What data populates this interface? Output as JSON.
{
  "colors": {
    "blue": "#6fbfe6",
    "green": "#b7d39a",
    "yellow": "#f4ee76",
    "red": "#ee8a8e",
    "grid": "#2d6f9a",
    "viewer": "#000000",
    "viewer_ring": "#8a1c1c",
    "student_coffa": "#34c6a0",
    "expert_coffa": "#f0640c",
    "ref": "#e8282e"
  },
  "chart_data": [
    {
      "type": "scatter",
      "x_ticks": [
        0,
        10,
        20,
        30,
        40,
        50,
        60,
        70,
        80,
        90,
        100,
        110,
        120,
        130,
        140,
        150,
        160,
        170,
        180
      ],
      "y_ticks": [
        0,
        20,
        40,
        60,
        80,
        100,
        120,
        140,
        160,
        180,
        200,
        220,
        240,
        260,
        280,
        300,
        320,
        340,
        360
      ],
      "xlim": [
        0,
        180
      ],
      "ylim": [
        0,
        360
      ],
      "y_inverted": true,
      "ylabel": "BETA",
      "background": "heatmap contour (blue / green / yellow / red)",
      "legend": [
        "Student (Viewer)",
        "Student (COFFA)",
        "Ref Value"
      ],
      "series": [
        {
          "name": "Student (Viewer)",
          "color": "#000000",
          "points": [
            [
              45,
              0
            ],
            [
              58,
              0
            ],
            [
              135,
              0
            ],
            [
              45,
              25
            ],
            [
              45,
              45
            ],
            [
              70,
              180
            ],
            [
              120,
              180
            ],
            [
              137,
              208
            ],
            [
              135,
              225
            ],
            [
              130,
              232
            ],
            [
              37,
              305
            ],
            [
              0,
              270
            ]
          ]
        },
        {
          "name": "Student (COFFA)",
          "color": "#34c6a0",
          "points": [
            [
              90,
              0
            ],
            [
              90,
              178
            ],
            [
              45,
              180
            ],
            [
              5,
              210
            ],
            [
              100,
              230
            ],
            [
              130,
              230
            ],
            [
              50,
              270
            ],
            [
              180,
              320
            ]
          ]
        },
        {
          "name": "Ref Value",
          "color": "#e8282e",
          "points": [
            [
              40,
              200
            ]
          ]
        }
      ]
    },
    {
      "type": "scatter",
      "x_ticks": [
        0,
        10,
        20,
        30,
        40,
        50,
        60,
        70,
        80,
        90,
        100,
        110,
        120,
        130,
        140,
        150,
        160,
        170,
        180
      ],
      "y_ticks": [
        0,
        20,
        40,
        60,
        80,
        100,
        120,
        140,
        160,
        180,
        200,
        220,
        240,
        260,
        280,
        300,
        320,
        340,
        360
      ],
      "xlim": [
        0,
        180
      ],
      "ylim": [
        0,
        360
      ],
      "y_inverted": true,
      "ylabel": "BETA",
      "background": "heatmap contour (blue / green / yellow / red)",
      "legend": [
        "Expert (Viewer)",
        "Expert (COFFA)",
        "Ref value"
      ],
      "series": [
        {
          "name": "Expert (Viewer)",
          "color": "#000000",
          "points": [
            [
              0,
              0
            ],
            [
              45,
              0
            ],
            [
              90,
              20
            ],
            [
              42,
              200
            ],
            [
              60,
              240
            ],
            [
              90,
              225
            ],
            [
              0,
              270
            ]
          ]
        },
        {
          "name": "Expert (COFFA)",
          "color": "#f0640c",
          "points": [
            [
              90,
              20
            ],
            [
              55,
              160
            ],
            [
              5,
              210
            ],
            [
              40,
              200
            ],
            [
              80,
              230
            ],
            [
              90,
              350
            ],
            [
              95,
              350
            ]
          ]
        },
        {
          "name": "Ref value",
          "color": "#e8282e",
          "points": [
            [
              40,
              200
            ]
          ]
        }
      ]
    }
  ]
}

——

*STATED PROBLEM*.
Restate the data above word for word, please.

*RESPONSE FOR THIS EXERCISE*.
What data populates this interface? Output as JSON.
{
  "colors": {
    "blue": "#6fbfe6",
    "green": "#b7d39a",
    "yellow": "#f4ee76",
    "red": "#ee8a8e",
    "grid": "#2d6f9a",
    "viewer": "#000000",
    "viewer_ring": "#8a1c1c",
    "student_coffa": "#34c6a0",
    "expert_coffa": "#f0640c",
    "ref": "#e8282e"
  },
  "chart_data": [
    {
      "type": "scatter",
      "x_ticks": [
        0,
        10,
        20,
        30,
        40,
        50,
        60,
        70,
        80,
        90,
        100,
        110,
        120,
        130,
        140,
        150,
        160,
        170,
        180
      ],
      "y_ticks": [
        0,
        20,
        40,
        60,
        80,
        100,
        120,
        140,
        160,
        180,
        200,
        220,
        240,
        260,
        280,
        300,
        320,
        340,
        360
      ],
      "xlim": [
        0,
        180
      ],
      "ylim": [
        0,
        360
      ],
      "y_inverted": true,
      "ylabel": "BETA",
      "background": "heatmap contour (blue / green / yellow / red)",
      "legend": [
        "Student (Viewer)",
        "Student (COFFA)",
        "Ref Value"
      ],
      "series": [
        {
          "name": "Student (Viewer)",
          "color": "#000000",
          "points": [
            [
              45,
              0
            ],
            [
              58,
              0
            ],
            [
              135,
              0
            ],
            [
              45,
              25
            ],
            [
              45,
              45
            ],
            [
              70,
              180
            ],
            [
              120,
              180
            ],
            [
              137,
              208
            ],
            [
              135,
              225
            ],
            [
              130,
              232
            ],
            [
              37,
              305
            ],
            [
              0,
              270
            ]
          ]
        },
        {
          "name": "Student (COFFA)",
          "color": "#34c6a0",
          "points": [
            [
              90,
              0
            ],
            [
              90,
              178
            ],
            [
              45,
              180
            ],
            [
              5,
              210
            ],
            [
              100,
              230
            ],
            [
              130,
              230
            ],
            [
              50,
              270
            ],
            [
              180,
              320
            ]
          ]
        },
        {
          "name": "Ref Value",
          "color": "#e8282e",
          "points": [
            [
              40,
              200
            ]
          ]
        }
      ]
    },
    {
      "type": "scatter",
      "x_ticks": [
        0,
        10,
        20,
        30,
        40,
        50,
        60,
        70,
        80,
        90,
        100,
        110,
        120,
        130,
        140,
        150,
        160,
        170,
        180
      ],
      "y_ticks": [
        0,
        20,
        40,
        60,
        80,
        100,
        120,
        140,
        160,
        180,
        200,
        220,
        240,
        260,
        280,
        300,
        320,
        340,
        360
      ],
      "xlim": [
        0,
        180
      ],
      "ylim": [
        0,
        360
      ],
      "y_inverted": true,
      "ylabel": "BETA",
      "background": "heatmap contour (blue / green / yellow / red)",
      "legend": [
        "Expert (Viewer)",
        "Expert (COFFA)",
        "Ref value"
      ],
      "series": [
        {
          "name": "Expert (Viewer)",
          "color": "#000000",
          "points": [
            [
              0,
              0
            ],
            [
              45,
              0
            ],
            [
              90,
              20
            ],
            [
              42,
              200
            ],
            [
              60,
              240
            ],
            [
              90,
              225
            ],
            [
              0,
              270
            ]
          ]
        },
        {
          "name": "Expert (COFFA)",
          "color": "#f0640c",
          "points": [
            [
              90,
              20
            ],
            [
              55,
              160
            ],
            [
              5,
              210
            ],
            [
              40,
              200
            ],
            [
              80,
              230
            ],
            [
              90,
              350
            ],
            [
              95,
              350
            ]
          ]
        },
        {
          "name": "Ref value",
          "color": "#e8282e",
          "points": [
            [
              40,
              200
            ]
          ]
        }
      ]
    }
  ]
}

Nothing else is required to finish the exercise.